— START —

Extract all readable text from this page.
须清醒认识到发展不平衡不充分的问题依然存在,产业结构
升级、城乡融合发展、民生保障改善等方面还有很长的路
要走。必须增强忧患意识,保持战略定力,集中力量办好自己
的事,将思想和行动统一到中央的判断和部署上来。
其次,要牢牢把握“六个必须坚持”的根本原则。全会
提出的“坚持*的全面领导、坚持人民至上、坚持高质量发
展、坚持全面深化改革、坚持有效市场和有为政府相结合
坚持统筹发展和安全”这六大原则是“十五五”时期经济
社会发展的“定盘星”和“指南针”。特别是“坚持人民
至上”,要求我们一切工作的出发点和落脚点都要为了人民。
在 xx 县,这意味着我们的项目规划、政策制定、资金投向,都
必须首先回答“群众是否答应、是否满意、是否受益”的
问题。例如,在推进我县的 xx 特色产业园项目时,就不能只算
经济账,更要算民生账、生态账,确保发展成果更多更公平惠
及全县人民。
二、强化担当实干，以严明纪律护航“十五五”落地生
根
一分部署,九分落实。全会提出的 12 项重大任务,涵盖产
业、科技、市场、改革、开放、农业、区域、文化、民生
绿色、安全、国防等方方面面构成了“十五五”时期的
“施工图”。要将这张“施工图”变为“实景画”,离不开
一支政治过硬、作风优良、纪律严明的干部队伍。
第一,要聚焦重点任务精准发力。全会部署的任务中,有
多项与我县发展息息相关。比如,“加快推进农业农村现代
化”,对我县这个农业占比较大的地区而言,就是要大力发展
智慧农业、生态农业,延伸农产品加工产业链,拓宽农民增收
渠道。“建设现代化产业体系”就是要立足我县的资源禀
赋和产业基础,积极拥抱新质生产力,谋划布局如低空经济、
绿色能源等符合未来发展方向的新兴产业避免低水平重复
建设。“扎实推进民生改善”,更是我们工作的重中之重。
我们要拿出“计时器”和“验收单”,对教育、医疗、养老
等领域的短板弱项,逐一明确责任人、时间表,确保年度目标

— END —

→ **What you need to do**:
Repeat the listing above without any change.

→ **Output for this task**:
Extract all readable text from this page.
须清醒认识到发展不平衡不充分的问题依然存在,产业结构
升级、城乡融合发展、民生保障改善等方面还有很长的路
要走。必须增强忧患意识,保持战略定力,集中力量办好自己
的事,将思想和行动统一到中央的判断和部署上来。
其次,要牢牢把握“六个必须坚持”的根本原则。全会
提出的“坚持*的全面领导、坚持人民至上、坚持高质量发
展、坚持全面深化改革、坚持有效市场和有为政府相结合
坚持统筹发展和安全”这六大原则是“十五五”时期经济
社会发展的“定盘星”和“指南针”。特别是“坚持人民
至上”,要求我们一切工作的出发点和落脚点都要为了人民。
在 xx 县,这意味着我们的项目规划、政策制定、资金投向,都
必须首先回答“群众是否答应、是否满意、是否受益”的
问题。例如,在推进我县的 xx 特色产业园项目时,就不能只算
经济账,更要算民生账、生态账,确保发展成果更多更公平惠
及全县人民。
二、强化担当实干，以严明纪律护航“十五五”落地生
根
一分部署,九分落实。全会提出的 12 项重大任务,涵盖产
业、科技、市场、改革、开放、农业、区域、文化、民生
绿色、安全、国防等方方面面构成了“十五五”时期的
“施工图”。要将这张“施工图”变为“实景画”,离不开
一支政治过硬、作风优良、纪律严明的干部队伍。
第一,要聚焦重点任务精准发力。全会部署的任务中,有
多项与我县发展息息相关。比如,“加快推进农业农村现代
化”,对我县这个农业占比较大的地区而言,就是要大力发展
智慧农业、生态农业,延伸农产品加工产业链,拓宽农民增收
渠道。“建设现代化产业体系”就是要立足我县的资源禀
赋和产业基础,积极拥抱新质生产力,谋划布局如低空经济、
绿色能源等符合未来发展方向的新兴产业避免低水平重复
建设。“扎实推进民生改善”,更是我们工作的重中之重。
我们要拿出“计时器”和“验收单”,对教育、医疗、养老
等领域的短板弱项,逐一明确责任人、时间表,确保年度目标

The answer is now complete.